▶ _Required task_: The records that follow are to be repeated exactly, with the pictures removed.

* start Material to process *

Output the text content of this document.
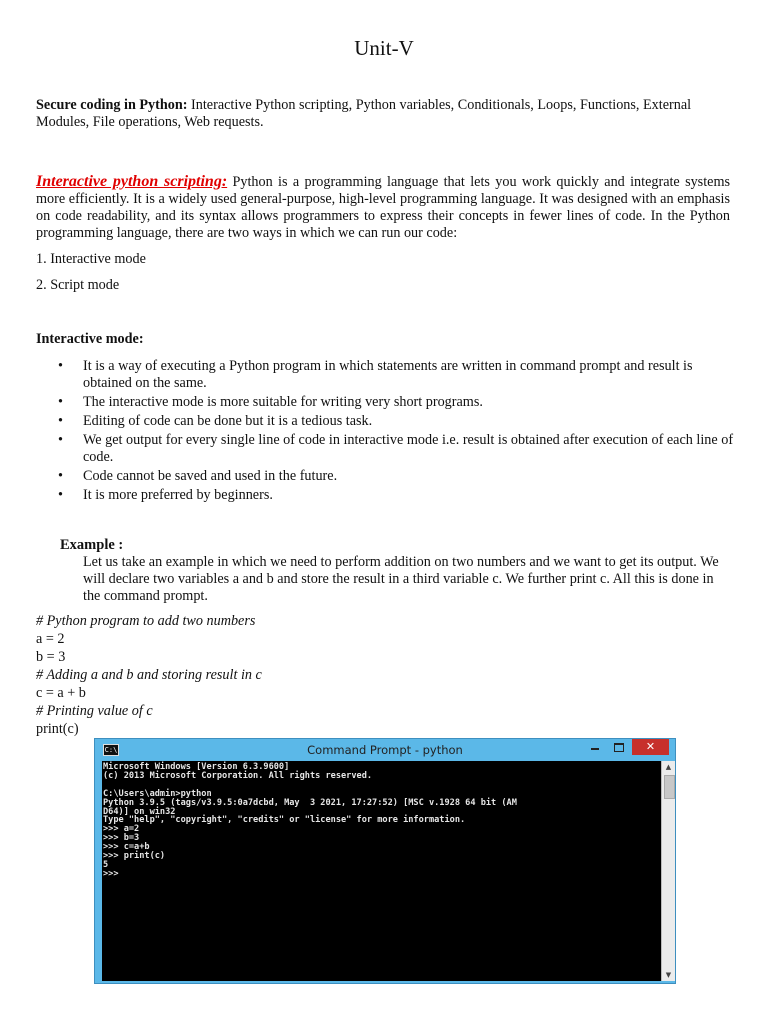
Unit-V
Secure coding in Python: Interactive Python scripting, Python variables, Conditionals, Loops, Functions, External Modules, File operations, Web requests.
Interactive python scripting: Python is a programming language that lets you work quickly and integrate systems more efficiently. It is a widely used general-purpose, high-level programming language. It was designed with an emphasis on code readability, and its syntax allows programmers to express their concepts in fewer lines of code. In the Python programming language, there are two ways in which we can run our code:
1. Interactive mode
2. Script mode
Interactive mode:
• It is a way of executing a Python program in which statements are written in command prompt and result is obtained on the same.
• The interactive mode is more suitable for writing very short programs.
• Editing of code can be done but it is a tedious task.
• We get output for every single line of code in interactive mode i.e. result is obtained after execution of each line of code.
• Code cannot be saved and used in the future.
• It is more preferred by beginners.
Example :
Let us take an example in which we need to perform addition on two numbers and we want to get its output. We will declare two variables a and b and store the result in a third variable c. We further print c. All this is done in the command prompt.
# Python program to add two numbers
a = 2
b = 3
# Adding a and b and storing result in c
c = a + b
# Printing value of c
print(c)
C:\	Command Prompt - python	✕
Microsoft Windows [Version 6.3.9600]
(c) 2013 Microsoft Corporation. All rights reserved.

C:\Users\admin>python
Python 3.9.5 (tags/v3.9.5:0a7dcbd, May  3 2021, 17:27:52) [MSC v.1928 64 bit (AM
D64)] on win32
Type "help", "copyright", "credits" or "license" for more information.
>>> a=2
>>> b=3
>>> c=a+b
>>> print(c)
5
>>>
▲
▼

* end Material to process *

▶ _Exercise output_:
Output the text content of this document.
Unit-V
Secure coding in Python: Interactive Python scripting, Python variables, Conditionals, Loops, Functions, External Modules, File operations, Web requests.
Interactive python scripting: Python is a programming language that lets you work quickly and integrate systems more efficiently. It is a widely used general-purpose, high-level programming language. It was designed with an emphasis on code readability, and its syntax allows programmers to express their concepts in fewer lines of code. In the Python programming language, there are two ways in which we can run our code:
1. Interactive mode
2. Script mode
Interactive mode:
• It is a way of executing a Python program in which statements are written in command prompt and result is obtained on the same.
• The interactive mode is more suitable for writing very short programs.
• Editing of code can be done but it is a tedious task.
• We get output for every single line of code in interactive mode i.e. result is obtained after execution of each line of code.
• Code cannot be saved and used in the future.
• It is more preferred by beginners.
Example :
Let us take an example in which we need to perform addition on two numbers and we want to get its output. We will declare two variables a and b and store the result in a third variable c. We further print c. All this is done in the command prompt.
# Python program to add two numbers
a = 2
b = 3
# Adding a and b and storing result in c
c = a + b
# Printing value of c
print(c)
C:\	Command Prompt - python	✕
Microsoft Windows [Version 6.3.9600]
(c) 2013 Microsoft Corporation. All rights reserved.

C:\Users\admin>python
Python 3.9.5 (tags/v3.9.5:0a7dcbd, May  3 2021, 17:27:52) [MSC v.1928 64 bit (AM
D64)] on win32
Type "help", "copyright", "credits" or "license" for more information.
>>> a=2
>>> b=3
>>> c=a+b
>>> print(c)
5
>>>
▲
▼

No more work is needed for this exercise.